● **Problem details**
Bring together all lines of the material below that contain the string "Prozentpunkte".

● **A block of data**
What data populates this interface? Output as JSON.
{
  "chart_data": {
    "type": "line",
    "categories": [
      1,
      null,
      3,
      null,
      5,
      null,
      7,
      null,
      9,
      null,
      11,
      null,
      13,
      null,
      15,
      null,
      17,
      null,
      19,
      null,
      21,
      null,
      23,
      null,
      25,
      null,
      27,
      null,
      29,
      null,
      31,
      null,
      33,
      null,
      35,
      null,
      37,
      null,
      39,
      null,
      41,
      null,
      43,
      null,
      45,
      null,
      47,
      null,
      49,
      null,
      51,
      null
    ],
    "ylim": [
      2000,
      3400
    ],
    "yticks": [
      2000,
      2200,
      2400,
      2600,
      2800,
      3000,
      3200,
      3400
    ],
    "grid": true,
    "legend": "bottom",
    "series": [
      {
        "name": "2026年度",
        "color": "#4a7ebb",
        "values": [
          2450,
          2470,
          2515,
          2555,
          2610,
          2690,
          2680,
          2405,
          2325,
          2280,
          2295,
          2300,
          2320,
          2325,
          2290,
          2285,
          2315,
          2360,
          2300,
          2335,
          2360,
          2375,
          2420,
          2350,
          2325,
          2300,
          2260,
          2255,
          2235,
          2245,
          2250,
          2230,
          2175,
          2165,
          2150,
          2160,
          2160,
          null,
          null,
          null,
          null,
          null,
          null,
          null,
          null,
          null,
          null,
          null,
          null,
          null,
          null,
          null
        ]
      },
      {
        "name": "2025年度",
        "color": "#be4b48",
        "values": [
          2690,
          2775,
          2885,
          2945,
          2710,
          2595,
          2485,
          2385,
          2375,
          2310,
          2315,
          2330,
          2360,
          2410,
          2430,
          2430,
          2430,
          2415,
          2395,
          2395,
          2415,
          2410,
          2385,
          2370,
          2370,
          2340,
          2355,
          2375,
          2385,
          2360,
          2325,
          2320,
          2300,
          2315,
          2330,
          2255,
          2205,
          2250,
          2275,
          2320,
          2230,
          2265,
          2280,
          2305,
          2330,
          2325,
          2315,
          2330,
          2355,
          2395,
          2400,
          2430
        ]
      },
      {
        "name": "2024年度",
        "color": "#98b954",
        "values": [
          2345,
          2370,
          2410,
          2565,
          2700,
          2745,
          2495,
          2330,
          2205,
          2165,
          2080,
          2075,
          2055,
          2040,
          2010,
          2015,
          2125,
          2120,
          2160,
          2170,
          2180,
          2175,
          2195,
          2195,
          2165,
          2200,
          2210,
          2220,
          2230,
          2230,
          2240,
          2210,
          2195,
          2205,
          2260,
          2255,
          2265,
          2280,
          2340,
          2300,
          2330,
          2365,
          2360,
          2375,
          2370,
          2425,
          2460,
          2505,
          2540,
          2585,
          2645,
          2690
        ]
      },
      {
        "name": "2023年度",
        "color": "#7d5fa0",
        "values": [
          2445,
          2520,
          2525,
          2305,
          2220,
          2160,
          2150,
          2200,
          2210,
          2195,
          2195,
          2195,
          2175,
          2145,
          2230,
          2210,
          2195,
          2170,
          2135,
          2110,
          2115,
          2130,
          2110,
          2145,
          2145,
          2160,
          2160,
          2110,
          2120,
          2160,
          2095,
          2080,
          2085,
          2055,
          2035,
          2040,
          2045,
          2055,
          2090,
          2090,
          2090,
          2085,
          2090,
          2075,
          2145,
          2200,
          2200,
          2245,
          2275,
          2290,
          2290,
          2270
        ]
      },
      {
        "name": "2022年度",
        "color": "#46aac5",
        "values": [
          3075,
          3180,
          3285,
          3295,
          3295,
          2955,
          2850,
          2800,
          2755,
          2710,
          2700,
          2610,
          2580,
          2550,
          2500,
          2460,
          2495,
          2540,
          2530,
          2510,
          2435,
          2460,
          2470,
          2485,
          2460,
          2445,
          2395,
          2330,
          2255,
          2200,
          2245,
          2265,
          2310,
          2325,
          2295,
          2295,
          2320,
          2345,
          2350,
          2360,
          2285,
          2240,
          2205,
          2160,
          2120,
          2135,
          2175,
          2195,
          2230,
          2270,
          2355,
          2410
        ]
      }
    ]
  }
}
* * *
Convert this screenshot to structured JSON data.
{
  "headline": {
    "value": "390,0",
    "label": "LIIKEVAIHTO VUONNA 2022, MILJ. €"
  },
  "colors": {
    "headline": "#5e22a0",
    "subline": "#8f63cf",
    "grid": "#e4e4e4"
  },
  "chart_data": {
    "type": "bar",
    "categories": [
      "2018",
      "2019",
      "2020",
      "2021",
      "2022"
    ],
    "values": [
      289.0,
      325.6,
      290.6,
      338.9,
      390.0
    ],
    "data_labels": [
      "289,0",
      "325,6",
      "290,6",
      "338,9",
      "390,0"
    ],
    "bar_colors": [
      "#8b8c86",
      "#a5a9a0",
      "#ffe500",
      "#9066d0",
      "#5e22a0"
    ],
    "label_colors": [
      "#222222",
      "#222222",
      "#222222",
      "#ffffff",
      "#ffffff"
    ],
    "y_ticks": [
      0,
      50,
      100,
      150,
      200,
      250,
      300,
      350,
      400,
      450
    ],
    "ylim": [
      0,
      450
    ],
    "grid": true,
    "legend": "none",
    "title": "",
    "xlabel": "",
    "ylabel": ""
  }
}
* * *
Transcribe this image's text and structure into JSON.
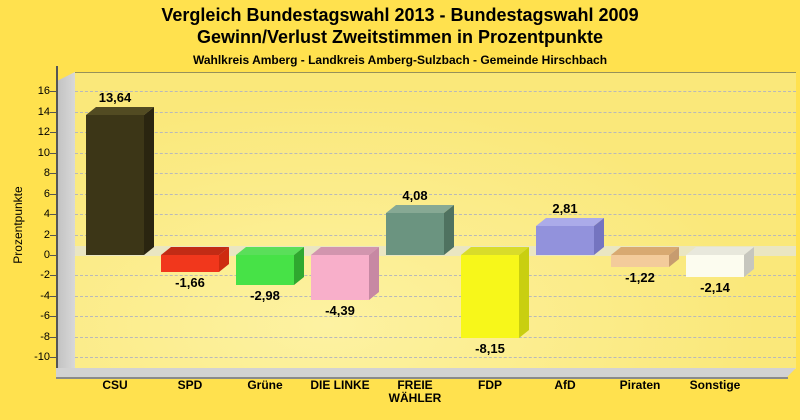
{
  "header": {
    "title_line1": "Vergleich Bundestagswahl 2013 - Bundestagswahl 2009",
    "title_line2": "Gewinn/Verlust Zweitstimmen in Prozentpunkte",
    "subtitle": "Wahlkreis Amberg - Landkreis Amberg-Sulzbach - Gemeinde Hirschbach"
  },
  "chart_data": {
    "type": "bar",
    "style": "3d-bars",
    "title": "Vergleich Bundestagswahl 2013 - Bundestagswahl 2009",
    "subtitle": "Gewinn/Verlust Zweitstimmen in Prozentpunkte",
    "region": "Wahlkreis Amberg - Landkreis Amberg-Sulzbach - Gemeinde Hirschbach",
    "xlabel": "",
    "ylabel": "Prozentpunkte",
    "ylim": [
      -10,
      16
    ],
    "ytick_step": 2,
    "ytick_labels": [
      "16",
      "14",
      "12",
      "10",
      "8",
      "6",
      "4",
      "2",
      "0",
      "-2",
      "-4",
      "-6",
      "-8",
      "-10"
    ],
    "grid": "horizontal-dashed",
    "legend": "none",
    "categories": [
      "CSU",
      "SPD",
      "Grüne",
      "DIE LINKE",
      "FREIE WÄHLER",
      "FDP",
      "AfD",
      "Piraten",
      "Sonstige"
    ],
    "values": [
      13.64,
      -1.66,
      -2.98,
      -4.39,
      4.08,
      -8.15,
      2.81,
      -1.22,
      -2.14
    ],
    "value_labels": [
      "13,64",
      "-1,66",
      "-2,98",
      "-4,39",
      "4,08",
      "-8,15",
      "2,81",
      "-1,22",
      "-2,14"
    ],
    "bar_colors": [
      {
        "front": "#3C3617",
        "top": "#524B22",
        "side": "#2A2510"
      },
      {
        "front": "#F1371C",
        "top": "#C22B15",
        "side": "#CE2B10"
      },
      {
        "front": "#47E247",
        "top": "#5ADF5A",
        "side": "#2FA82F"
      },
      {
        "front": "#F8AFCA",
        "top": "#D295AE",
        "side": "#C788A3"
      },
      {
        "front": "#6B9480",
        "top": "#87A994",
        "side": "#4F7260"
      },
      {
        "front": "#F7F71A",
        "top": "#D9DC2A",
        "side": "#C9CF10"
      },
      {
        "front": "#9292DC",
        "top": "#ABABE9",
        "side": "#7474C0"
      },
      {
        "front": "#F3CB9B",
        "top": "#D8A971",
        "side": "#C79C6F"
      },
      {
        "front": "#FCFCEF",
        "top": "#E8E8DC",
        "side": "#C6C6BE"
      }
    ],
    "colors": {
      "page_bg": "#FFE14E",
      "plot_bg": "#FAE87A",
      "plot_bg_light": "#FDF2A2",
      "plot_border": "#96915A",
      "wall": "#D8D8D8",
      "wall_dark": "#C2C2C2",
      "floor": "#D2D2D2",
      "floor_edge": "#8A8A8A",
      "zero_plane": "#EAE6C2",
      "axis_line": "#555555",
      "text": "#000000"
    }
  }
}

● **Response**
    "title_line2": "Gewinn/Verlust Zweitstimmen in Prozentpunkte",
    "subtitle": "Gewinn/Verlust Zweitstimmen in Prozentpunkte",
    "ylabel": "Prozentpunkte",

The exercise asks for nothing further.